[Start of RECORDS TO PROCESS]
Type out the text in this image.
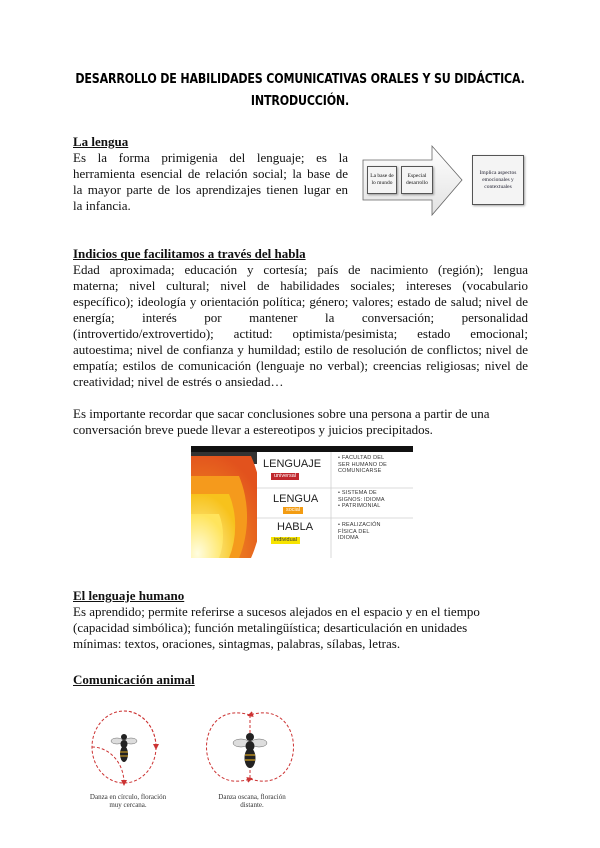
DESARROLLO DE HABILIDADES COMUNICATIVAS ORALES Y SU DIDÁCTICA.
INTRODUCCIÓN.
La lengua
Es la forma primigenia del lenguaje; es la
herramienta esencial de relación social; la base de
la mayor parte de los aprendizajes tienen lugar en
la infancia.
La base de lo mundo
Especial desarrollo
Implica aspectos emocionales y contextuales
Indicios que facilitamos a través del habla
Edad aproximada; educación y cortesía; país de nacimiento (región); lengua
materna; nivel cultural; nivel de habilidades sociales; intereses (vocabulario
específico); ideología y orientación política; género; valores; estado de salud; nivel de
energía; interés por mantener la conversación; personalidad
(introvertido/extrovertido); actitud: optimista/pesimista; estado emocional;
autoestima; nivel de confianza y humildad; estilo de resolución de conflictos; nivel de
empatía; estilos de comunicación (lenguaje no verbal); creencias religiosas; nivel de
creatividad; nivel de estrés o ansiedad…
Es importante recordar que sacar conclusiones sobre una persona a partir de una
conversación breve puede llevar a estereotipos y juicios precipitados.
LENGUAJE
universal
LENGUA
social
HABLA
individual
• FACULTAD DEL
SER HUMANO DE
COMUNICARSE
• SISTEMA DE
SIGNOS: IDIOMA
• PATRIMONIAL
• REALIZACIÓN
FÍSICA DEL
IDIOMA
El lenguaje humano
Es aprendido; permite referirse a sucesos alejados en el espacio y en el tiempo
(capacidad simbólica); función metalingüística; desarticulación en unidades
mínimas: textos, oraciones, sintagmas, palabras, sílabas, letras.
Comunicación animal
Danza en círculo, floración
muy cercana.
Danza oscana, floración
distante.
[End of RECORDS TO PROCESS]
__WHAT YOU NEED TO DO__
Copy out all the entries exactly. Images stay out of the copy.

__OUTPUT BELOW__
Type out the text in this image.
DESARROLLO DE HABILIDADES COMUNICATIVAS ORALES Y SU DIDÁCTICA.
INTRODUCCIÓN.
La lengua
Es la forma primigenia del lenguaje; es la
herramienta esencial de relación social; la base de
la mayor parte de los aprendizajes tienen lugar en
la infancia.
La base de lo mundo
Especial desarrollo
Implica aspectos emocionales y contextuales
Indicios que facilitamos a través del habla
Edad aproximada; educación y cortesía; país de nacimiento (región); lengua
materna; nivel cultural; nivel de habilidades sociales; intereses (vocabulario
específico); ideología y orientación política; género; valores; estado de salud; nivel de
energía; interés por mantener la conversación; personalidad
(introvertido/extrovertido); actitud: optimista/pesimista; estado emocional;
autoestima; nivel de confianza y humildad; estilo de resolución de conflictos; nivel de
empatía; estilos de comunicación (lenguaje no verbal); creencias religiosas; nivel de
creatividad; nivel de estrés o ansiedad…
Es importante recordar que sacar conclusiones sobre una persona a partir de una
conversación breve puede llevar a estereotipos y juicios precipitados.
LENGUAJE
universal
LENGUA
social
HABLA
individual
• FACULTAD DEL
SER HUMANO DE
COMUNICARSE
• SISTEMA DE
SIGNOS: IDIOMA
• PATRIMONIAL
• REALIZACIÓN
FÍSICA DEL
IDIOMA
El lenguaje humano
Es aprendido; permite referirse a sucesos alejados en el espacio y en el tiempo
(capacidad simbólica); función metalingüística; desarticulación en unidades
mínimas: textos, oraciones, sintagmas, palabras, sílabas, letras.
Comunicación animal
Danza en círculo, floración
muy cercana.
Danza oscana, floración
distante.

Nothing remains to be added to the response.